## DATASET ROWS
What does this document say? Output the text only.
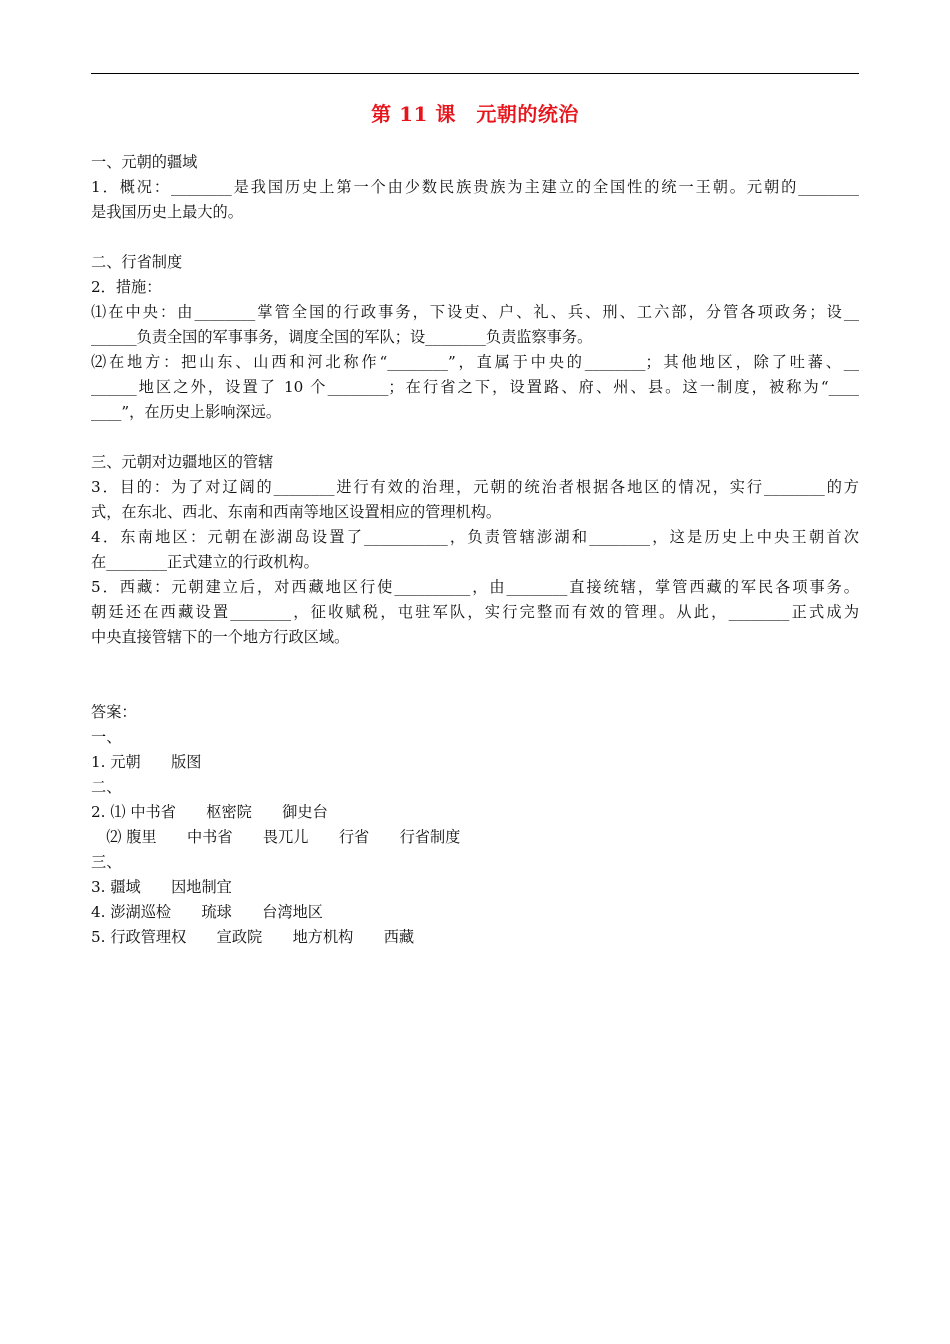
第 11 课　元朝的统治
一、元朝的疆域
1．概况：________是我国历史上第一个由少数民族贵族为主建立的全国性的统一王朝。元朝的________
是我国历史上最大的。
二、行省制度
2．措施：
⑴在中央：由________掌管全国的行政事务，下设吏、户、礼、兵、刑、工六部，分管各项政务；设__
______负责全国的军事事务，调度全国的军队；设________负责监察事务。
⑵在地方：把山东、山西和河北称作“________”，直属于中央的________；其他地区，除了吐蕃、__
______地区之外，设置了 10 个________；在行省之下，设置路、府、州、县。这一制度，被称为“____
____”，在历史上影响深远。
三、元朝对边疆地区的管辖
3．目的：为了对辽阔的________进行有效的治理，元朝的统治者根据各地区的情况，实行________的方
式，在东北、西北、东南和西南等地区设置相应的管理机构。
4．东南地区：元朝在澎湖岛设置了___________，负责管辖澎湖和________，这是历史上中央王朝首次
在________正式建立的行政机构。
5．西藏：元朝建立后，对西藏地区行使__________，由________直接统辖，掌管西藏的军民各项事务。
朝廷还在西藏设置________，征收赋税，屯驻军队，实行完整而有效的管理。从此，________正式成为
中央直接管辖下的一个地方行政区域。
答案：
一、
1. 元朝　　版图
二、
2. ⑴ 中书省　　枢密院　　御史台
　⑵ 腹里　　中书省　　畏兀儿　　行省　　行省制度
三、
3. 疆域　　因地制宜
4. 澎湖巡检　　琉球　　台湾地区
5. 行政管理权　　宣政院　　地方机构　　西藏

## WRITTEN EXERCISE
In your copy of the listing above, reproduce each line exactly and omit all pictures.

## SOLUTION TO THIS EXERCISE
What does this document say? Output the text only.
第 11 课　元朝的统治
一、元朝的疆域
1．概况：________是我国历史上第一个由少数民族贵族为主建立的全国性的统一王朝。元朝的________
是我国历史上最大的。
二、行省制度
2．措施：
⑴在中央：由________掌管全国的行政事务，下设吏、户、礼、兵、刑、工六部，分管各项政务；设__
______负责全国的军事事务，调度全国的军队；设________负责监察事务。
⑵在地方：把山东、山西和河北称作“________”，直属于中央的________；其他地区，除了吐蕃、__
______地区之外，设置了 10 个________；在行省之下，设置路、府、州、县。这一制度，被称为“____
____”，在历史上影响深远。
三、元朝对边疆地区的管辖
3．目的：为了对辽阔的________进行有效的治理，元朝的统治者根据各地区的情况，实行________的方
式，在东北、西北、东南和西南等地区设置相应的管理机构。
4．东南地区：元朝在澎湖岛设置了___________，负责管辖澎湖和________，这是历史上中央王朝首次
在________正式建立的行政机构。
5．西藏：元朝建立后，对西藏地区行使__________，由________直接统辖，掌管西藏的军民各项事务。
朝廷还在西藏设置________，征收赋税，屯驻军队，实行完整而有效的管理。从此，________正式成为
中央直接管辖下的一个地方行政区域。
答案：
一、
1. 元朝　　版图
二、
2. ⑴ 中书省　　枢密院　　御史台
　⑵ 腹里　　中书省　　畏兀儿　　行省　　行省制度
三、
3. 疆域　　因地制宜
4. 澎湖巡检　　琉球　　台湾地区
5. 行政管理权　　宣政院　　地方机构　　西藏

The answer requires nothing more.